[A run of records]
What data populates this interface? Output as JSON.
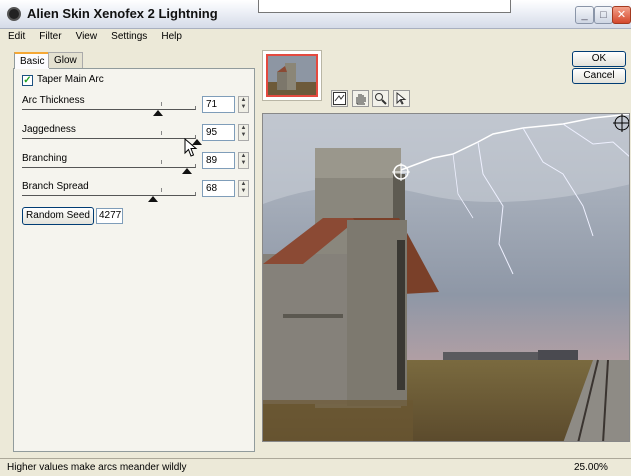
{
  "window": {
    "title": "Alien Skin Xenofex 2 Lightning"
  },
  "menu": [
    "Edit",
    "Filter",
    "View",
    "Settings",
    "Help"
  ],
  "tabs": [
    {
      "label": "Basic",
      "active": true
    },
    {
      "label": "Glow",
      "active": false
    }
  ],
  "taper": {
    "label": "Taper Main Arc",
    "checked": true,
    "check_glyph": "✓"
  },
  "params": [
    {
      "label": "Arc Thickness",
      "value": "71",
      "fraction": 0.71
    },
    {
      "label": "Jaggedness",
      "value": "95",
      "fraction": 0.95
    },
    {
      "label": "Branching",
      "value": "89",
      "fraction": 0.89
    },
    {
      "label": "Branch Spread",
      "value": "68",
      "fraction": 0.68
    }
  ],
  "seed": {
    "button_label": "Random Seed",
    "value": "4277"
  },
  "buttons": {
    "ok": "OK",
    "cancel": "Cancel"
  },
  "tools": [
    "preview-toggle-icon",
    "hand-icon",
    "zoom-icon",
    "pointer-icon"
  ],
  "status": {
    "text": "Higher values make arcs meander wildly",
    "zoom": "25.00%"
  },
  "colors": {
    "close_button": "#d4482c",
    "tab_accent": "#f5a835",
    "thumb_border": "#e44a3f",
    "check": "#21a121"
  },
  "spinner": {
    "up": "▲",
    "down": "▼"
  },
  "window_controls": {
    "minimize": "_",
    "maximize": "□",
    "close": "✕"
  }
}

(REQUEST): Repeat the lines above exactly, and keep every picture out.

(REPLY):
What data populates this interface? Output as JSON.
{
  "window": {
    "title": "Alien Skin Xenofex 2 Lightning"
  },
  "menu": [
    "Edit",
    "Filter",
    "View",
    "Settings",
    "Help"
  ],
  "tabs": [
    {
      "label": "Basic",
      "active": true
    },
    {
      "label": "Glow",
      "active": false
    }
  ],
  "taper": {
    "label": "Taper Main Arc",
    "checked": true,
    "check_glyph": "✓"
  },
  "params": [
    {
      "label": "Arc Thickness",
      "value": "71",
      "fraction": 0.71
    },
    {
      "label": "Jaggedness",
      "value": "95",
      "fraction": 0.95
    },
    {
      "label": "Branching",
      "value": "89",
      "fraction": 0.89
    },
    {
      "label": "Branch Spread",
      "value": "68",
      "fraction": 0.68
    }
  ],
  "seed": {
    "button_label": "Random Seed",
    "value": "4277"
  },
  "buttons": {
    "ok": "OK",
    "cancel": "Cancel"
  },
  "tools": [
    "preview-toggle-icon",
    "hand-icon",
    "zoom-icon",
    "pointer-icon"
  ],
  "status": {
    "text": "Higher values make arcs meander wildly",
    "zoom": "25.00%"
  },
  "colors": {
    "close_button": "#d4482c",
    "tab_accent": "#f5a835",
    "thumb_border": "#e44a3f",
    "check": "#21a121"
  },
  "spinner": {
    "up": "▲",
    "down": "▼"
  },
  "window_controls": {
    "minimize": "_",
    "maximize": "□",
    "close": "✕"
  }
}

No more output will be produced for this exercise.